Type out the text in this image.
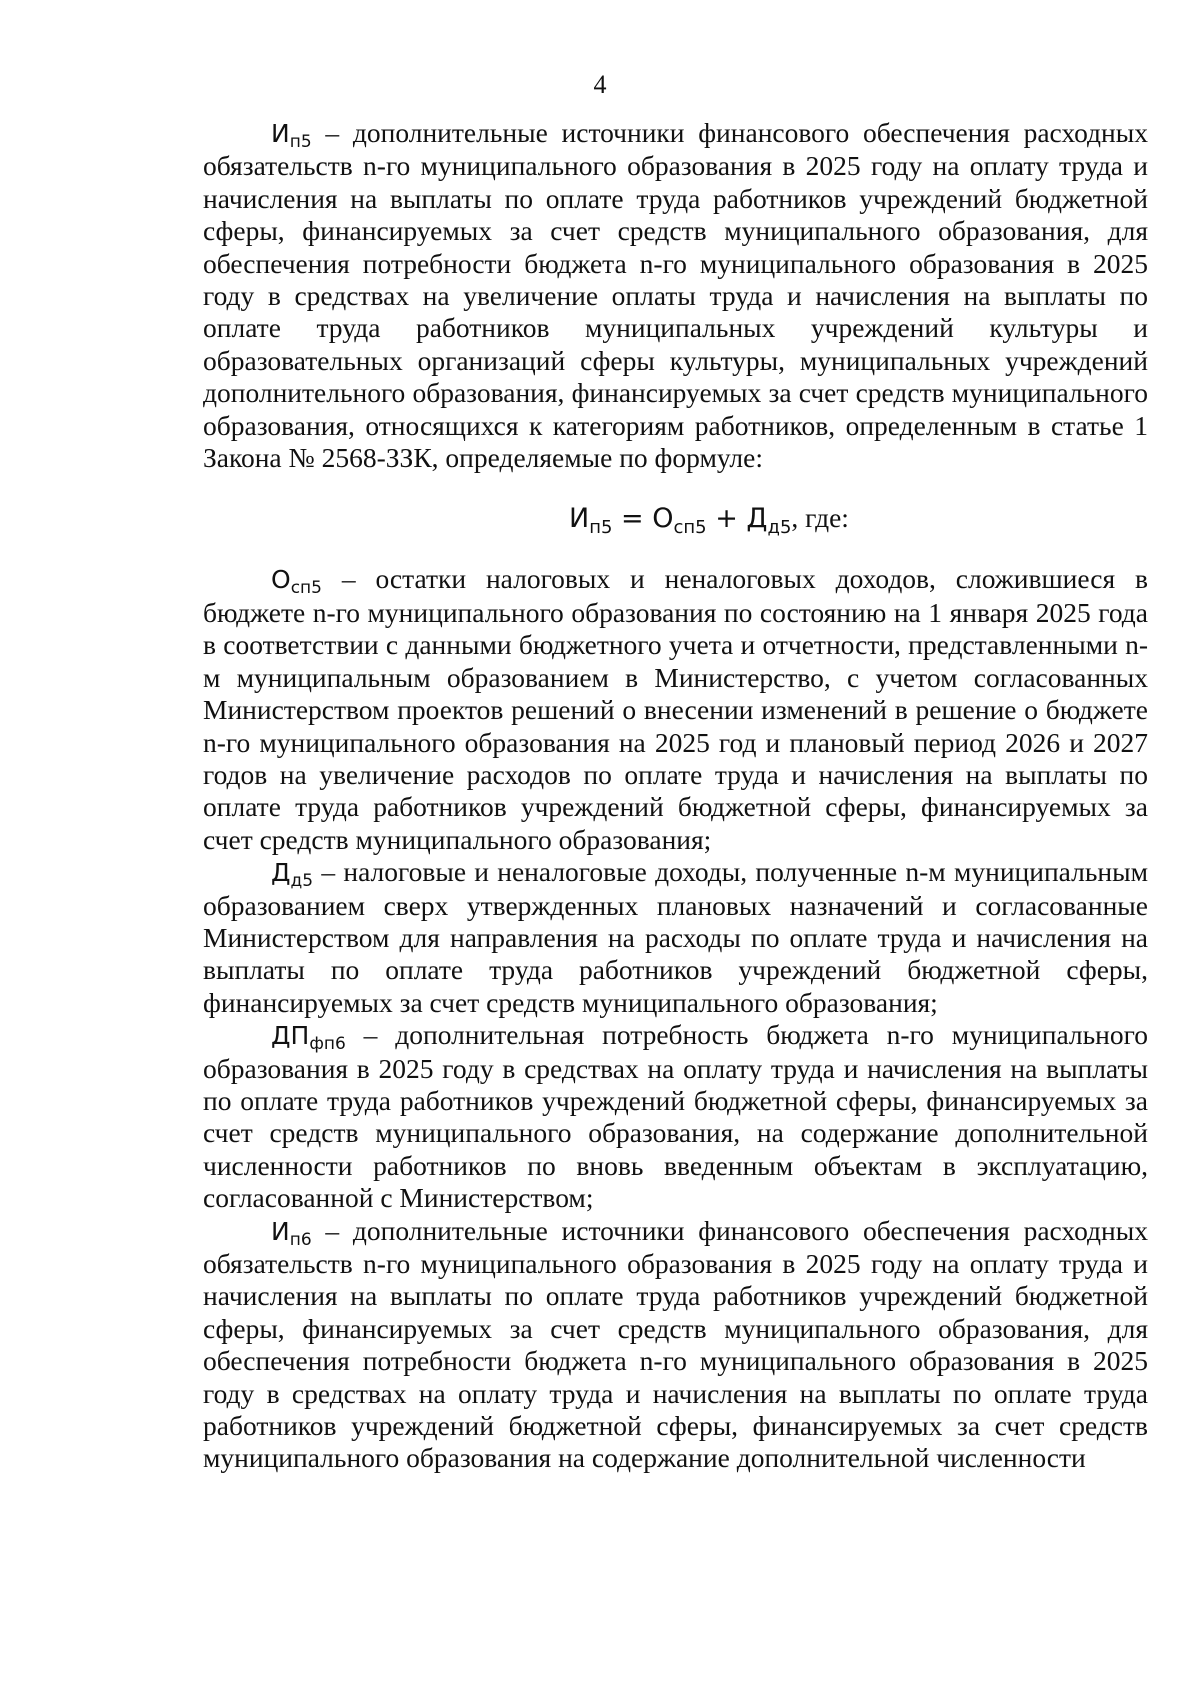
4

$И_{п5}$ – дополнительные источники финансового обеспечения расходных обязательств n-го муниципального образования в 2025 году на оплату труда и начисления на выплаты по оплате труда работников учреждений бюджетной сферы, финансируемых за счет средств муниципального образования, для обеспечения потребности бюджета n-го муниципального образования в 2025 году в средствах на увеличение оплаты труда и начисления на выплаты по оплате труда работников муниципальных учреждений культуры и образовательных организаций сферы культуры, муниципальных учреждений дополнительного образования, финансируемых за счет средств муниципального образования, относящихся к категориям работников, определенным в статье 1 Закона № 2568-ЗЗК, определяемые по формуле:

$И_{п5} = О_{сп5} + Д_{д5}$, где:

$О_{сп5}$ – остатки налоговых и неналоговых доходов, сложившиеся в бюджете n-го муниципального образования по состоянию на 1 января 2025 года в соответствии с данными бюджетного учета и отчетности, представленными n-м муниципальным образованием в Министерство, с учетом согласованных Министерством проектов решений о внесении изменений в решение о бюджете n-го муниципального образования на 2025 год и плановый период 2026 и 2027 годов на увеличение расходов по оплате труда и начисления на выплаты по оплате труда работников учреждений бюджетной сферы, финансируемых за счет средств муниципального образования;

$Д_{д5}$ – налоговые и неналоговые доходы, полученные n-м муниципальным образованием сверх утвержденных плановых назначений и согласованные Министерством для направления на расходы по оплате труда и начисления на выплаты по оплате труда работников учреждений бюджетной сферы, финансируемых за счет средств муниципального образования;

$ДП_{фп6}$ – дополнительная потребность бюджета n-го муниципального образования в 2025 году в средствах на оплату труда и начисления на выплаты по оплате труда работников учреждений бюджетной сферы, финансируемых за счет средств муниципального образования, на содержание дополнительной численности работников по вновь введенным объектам в эксплуатацию, согласованной с Министерством;

$И_{п6}$ – дополнительные источники финансового обеспечения расходных обязательств n-го муниципального образования в 2025 году на оплату труда и начисления на выплаты по оплате труда работников учреждений бюджетной сферы, финансируемых за счет средств муниципального образования, для обеспечения потребности бюджета n-го муниципального образования в 2025 году в средствах на оплату труда и начисления на выплаты по оплате труда работников учреждений бюджетной сферы, финансируемых за счет средств муниципального образования на содержание дополнительной численности
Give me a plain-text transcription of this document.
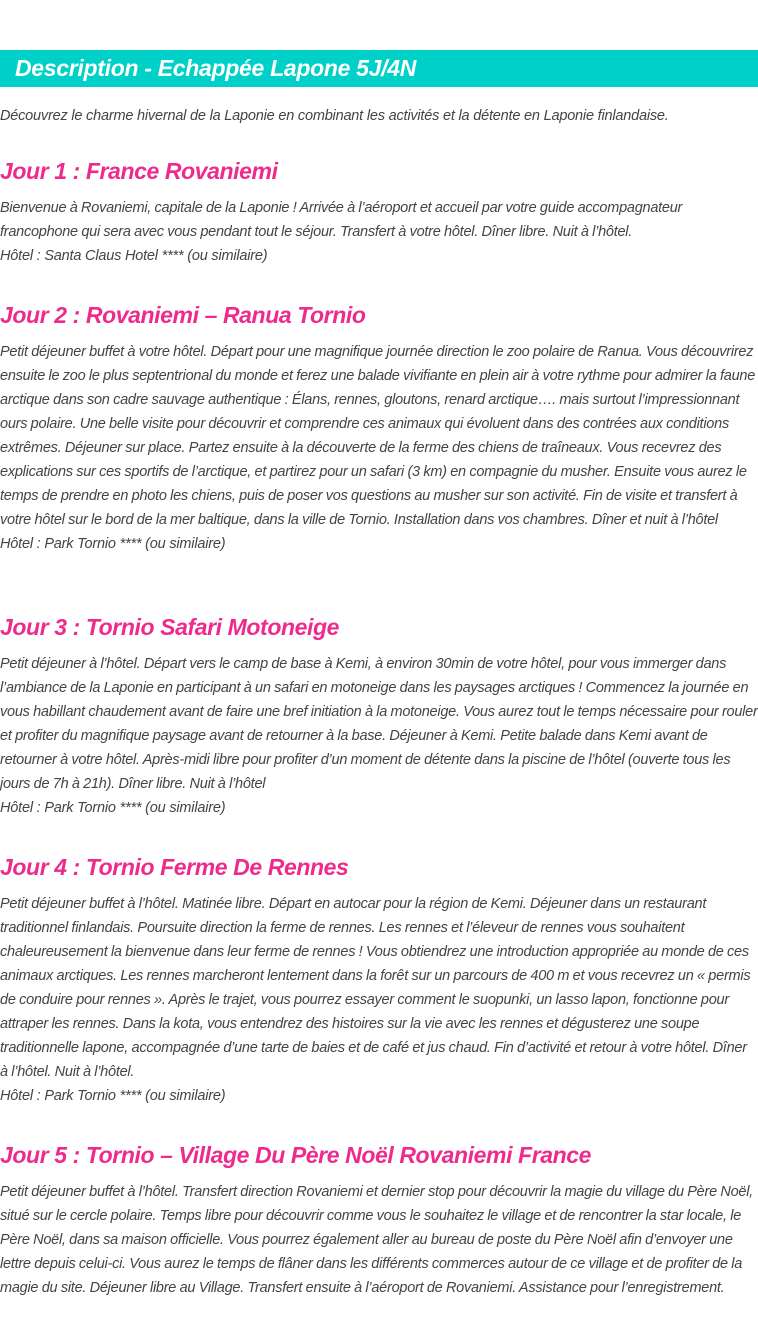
Description - Echappée Lapone 5J/4N

Découvrez le charme hivernal de la Laponie en combinant les activités et la détente en Laponie finlandaise.

Jour 1 : France Rovaniemi

Bienvenue à Rovaniemi, capitale de la Laponie ! Arrivée à l’aéroport et accueil par votre guide accompagnateur francophone qui sera avec vous pendant tout le séjour. Transfert à votre hôtel. Dîner libre. Nuit à l’hôtel.

Hôtel : Santa Claus Hotel **** (ou similaire)

Jour 2 : Rovaniemi – Ranua Tornio

Petit déjeuner buffet à votre hôtel. Départ pour une magnifique journée direction le zoo polaire de Ranua. Vous découvrirez ensuite le zoo le plus septentrional du monde et ferez une balade vivifiante en plein air à votre rythme pour admirer la faune arctique dans son cadre sauvage authentique : Élans, rennes, gloutons, renard arctique…. mais surtout l’impressionnant ours polaire. Une belle visite pour découvrir et comprendre ces animaux qui évoluent dans des contrées aux conditions extrêmes. Déjeuner sur place. Partez ensuite à la découverte de la ferme des chiens de traîneaux. Vous recevrez des explications sur ces sportifs de l’arctique, et partirez pour un safari (3 km) en compagnie du musher. Ensuite vous aurez le temps de prendre en photo les chiens, puis de poser vos questions au musher sur son activité. Fin de visite et transfert à votre hôtel sur le bord de la mer baltique, dans la ville de Tornio. Installation dans vos chambres. Dîner et nuit à l’hôtel

Hôtel : Park Tornio **** (ou similaire)

Jour 3 : Tornio Safari Motoneige

Petit déjeuner à l’hôtel. Départ vers le camp de base à Kemi, à environ 30min de votre hôtel, pour vous immerger dans l’ambiance de la Laponie en participant à un safari en motoneige dans les paysages arctiques ! Commencez la journée en vous habillant chaudement avant de faire une bref initiation à la motoneige. Vous aurez tout le temps nécessaire pour rouler et profiter du magnifique paysage avant de retourner à la base. Déjeuner à Kemi. Petite balade dans Kemi avant de retourner à votre hôtel. Après-midi libre pour profiter d’un moment de détente dans la piscine de l’hôtel (ouverte tous les jours de 7h à 21h). Dîner libre. Nuit à l’hôtel

Hôtel : Park Tornio **** (ou similaire)

Jour 4 : Tornio Ferme De Rennes

Petit déjeuner buffet à l’hôtel. Matinée libre. Départ en autocar pour la région de Kemi. Déjeuner dans un restaurant traditionnel finlandais. Poursuite direction la ferme de rennes. Les rennes et l’éleveur de rennes vous souhaitent chaleureusement la bienvenue dans leur ferme de rennes ! Vous obtiendrez une introduction appropriée au monde de ces animaux arctiques. Les rennes marcheront lentement dans la forêt sur un parcours de 400 m et vous recevrez un « permis de conduire pour rennes ». Après le trajet, vous pourrez essayer comment le suopunki, un lasso lapon, fonctionne pour attraper les rennes. Dans la kota, vous entendrez des histoires sur la vie avec les rennes et dégusterez une soupe traditionnelle lapone, accompagnée d’une tarte de baies et de café et jus chaud. Fin d’activité et retour à votre hôtel. Dîner à l’hôtel. Nuit à l’hôtel.

Hôtel : Park Tornio **** (ou similaire)

Jour 5 : Tornio – Village Du Père Noël Rovaniemi France

Petit déjeuner buffet à l’hôtel. Transfert direction Rovaniemi et dernier stop pour découvrir la magie du village du Père Noël, situé sur le cercle polaire. Temps libre pour découvrir comme vous le souhaitez le village et de rencontrer la star locale, le Père Noël, dans sa maison officielle. Vous pourrez également aller au bureau de poste du Père Noël afin d’envoyer une lettre depuis celui-ci. Vous aurez le temps de flâner dans les différents commerces autour de ce village et de profiter de la magie du site. Déjeuner libre au Village. Transfert ensuite à l’aéroport de Rovaniemi. Assistance pour l’enregistrement.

+ + + + + + +

INSTRUCTIONS TO FOLLOW: Repeat the listing in full and exactly. Do not include any images.

WRITTEN ANSWER:
Type out the text in this image.
4

$И_{п5}$ – дополнительные источники финансового обеспечения расходных обязательств n-го муниципального образования в 2025 году на оплату труда и начисления на выплаты по оплате труда работников учреждений бюджетной сферы, финансируемых за счет средств муниципального образования, для обеспечения потребности бюджета n-го муниципального образования в 2025 году в средствах на увеличение оплаты труда и начисления на выплаты по оплате труда работников муниципальных учреждений культуры и образовательных организаций сферы культуры, муниципальных учреждений дополнительного образования, финансируемых за счет средств муниципального образования, относящихся к категориям работников, определенным в статье 1 Закона № 2568-ЗЗК, определяемые по формуле:

$И_{п5} = О_{сп5} + Д_{д5}$, где:

$О_{сп5}$ – остатки налоговых и неналоговых доходов, сложившиеся в бюджете n-го муниципального образования по состоянию на 1 января 2025 года в соответствии с данными бюджетного учета и отчетности, представленными n-м муниципальным образованием в Министерство, с учетом согласованных Министерством проектов решений о внесении изменений в решение о бюджете n-го муниципального образования на 2025 год и плановый период 2026 и 2027 годов на увеличение расходов по оплате труда и начисления на выплаты по оплате труда работников учреждений бюджетной сферы, финансируемых за счет средств муниципального образования;

$Д_{д5}$ – налоговые и неналоговые доходы, полученные n-м муниципальным образованием сверх утвержденных плановых назначений и согласованные Министерством для направления на расходы по оплате труда и начисления на выплаты по оплате труда работников учреждений бюджетной сферы, финансируемых за счет средств муниципального образования;

$ДП_{фп6}$ – дополнительная потребность бюджета n-го муниципального образования в 2025 году в средствах на оплату труда и начисления на выплаты по оплате труда работников учреждений бюджетной сферы, финансируемых за счет средств муниципального образования, на содержание дополнительной численности работников по вновь введенным объектам в эксплуатацию, согласованной с Министерством;

$И_{п6}$ – дополнительные источники финансового обеспечения расходных обязательств n-го муниципального образования в 2025 году на оплату труда и начисления на выплаты по оплате труда работников учреждений бюджетной сферы, финансируемых за счет средств муниципального образования, для обеспечения потребности бюджета n-го муниципального образования в 2025 году в средствах на оплату труда и начисления на выплаты по оплате труда работников учреждений бюджетной сферы, финансируемых за счет средств муниципального образования на содержание дополнительной численности
Give me a plain-text transcription of this document.
Description - Echappée Lapone 5J/4N

Découvrez le charme hivernal de la Laponie en combinant les activités et la détente en Laponie finlandaise.

Jour 1 : France Rovaniemi

Bienvenue à Rovaniemi, capitale de la Laponie ! Arrivée à l’aéroport et accueil par votre guide accompagnateur francophone qui sera avec vous pendant tout le séjour. Transfert à votre hôtel. Dîner libre. Nuit à l’hôtel.

Hôtel : Santa Claus Hotel **** (ou similaire)

Jour 2 : Rovaniemi – Ranua Tornio

Petit déjeuner buffet à votre hôtel. Départ pour une magnifique journée direction le zoo polaire de Ranua. Vous découvrirez ensuite le zoo le plus septentrional du monde et ferez une balade vivifiante en plein air à votre rythme pour admirer la faune arctique dans son cadre sauvage authentique : Élans, rennes, gloutons, renard arctique…. mais surtout l’impressionnant ours polaire. Une belle visite pour découvrir et comprendre ces animaux qui évoluent dans des contrées aux conditions extrêmes. Déjeuner sur place. Partez ensuite à la découverte de la ferme des chiens de traîneaux. Vous recevrez des explications sur ces sportifs de l’arctique, et partirez pour un safari (3 km) en compagnie du musher. Ensuite vous aurez le temps de prendre en photo les chiens, puis de poser vos questions au musher sur son activité. Fin de visite et transfert à votre hôtel sur le bord de la mer baltique, dans la ville de Tornio. Installation dans vos chambres. Dîner et nuit à l’hôtel

Hôtel : Park Tornio **** (ou similaire)

Jour 3 : Tornio Safari Motoneige

Petit déjeuner à l’hôtel. Départ vers le camp de base à Kemi, à environ 30min de votre hôtel, pour vous immerger dans l’ambiance de la Laponie en participant à un safari en motoneige dans les paysages arctiques ! Commencez la journée en vous habillant chaudement avant de faire une bref initiation à la motoneige. Vous aurez tout le temps nécessaire pour rouler et profiter du magnifique paysage avant de retourner à la base. Déjeuner à Kemi. Petite balade dans Kemi avant de retourner à votre hôtel. Après-midi libre pour profiter d’un moment de détente dans la piscine de l’hôtel (ouverte tous les jours de 7h à 21h). Dîner libre. Nuit à l’hôtel

Hôtel : Park Tornio **** (ou similaire)

Jour 4 : Tornio Ferme De Rennes

Petit déjeuner buffet à l’hôtel. Matinée libre. Départ en autocar pour la région de Kemi. Déjeuner dans un restaurant traditionnel finlandais. Poursuite direction la ferme de rennes. Les rennes et l’éleveur de rennes vous souhaitent chaleureusement la bienvenue dans leur ferme de rennes ! Vous obtiendrez une introduction appropriée au monde de ces animaux arctiques. Les rennes marcheront lentement dans la forêt sur un parcours de 400 m et vous recevrez un « permis de conduire pour rennes ». Après le trajet, vous pourrez essayer comment le suopunki, un lasso lapon, fonctionne pour attraper les rennes. Dans la kota, vous entendrez des histoires sur la vie avec les rennes et dégusterez une soupe traditionnelle lapone, accompagnée d’une tarte de baies et de café et jus chaud. Fin d’activité et retour à votre hôtel. Dîner à l’hôtel. Nuit à l’hôtel.

Hôtel : Park Tornio **** (ou similaire)

Jour 5 : Tornio – Village Du Père Noël Rovaniemi France

Petit déjeuner buffet à l’hôtel. Transfert direction Rovaniemi et dernier stop pour découvrir la magie du village du Père Noël, situé sur le cercle polaire. Temps libre pour découvrir comme vous le souhaitez le village et de rencontrer la star locale, le Père Noël, dans sa maison officielle. Vous pourrez également aller au bureau de poste du Père Noël afin d’envoyer une lettre depuis celui-ci. Vous aurez le temps de flâner dans les différents commerces autour de ce village et de profiter de la magie du site. Déjeuner libre au Village. Transfert ensuite à l’aéroport de Rovaniemi. Assistance pour l’enregistrement.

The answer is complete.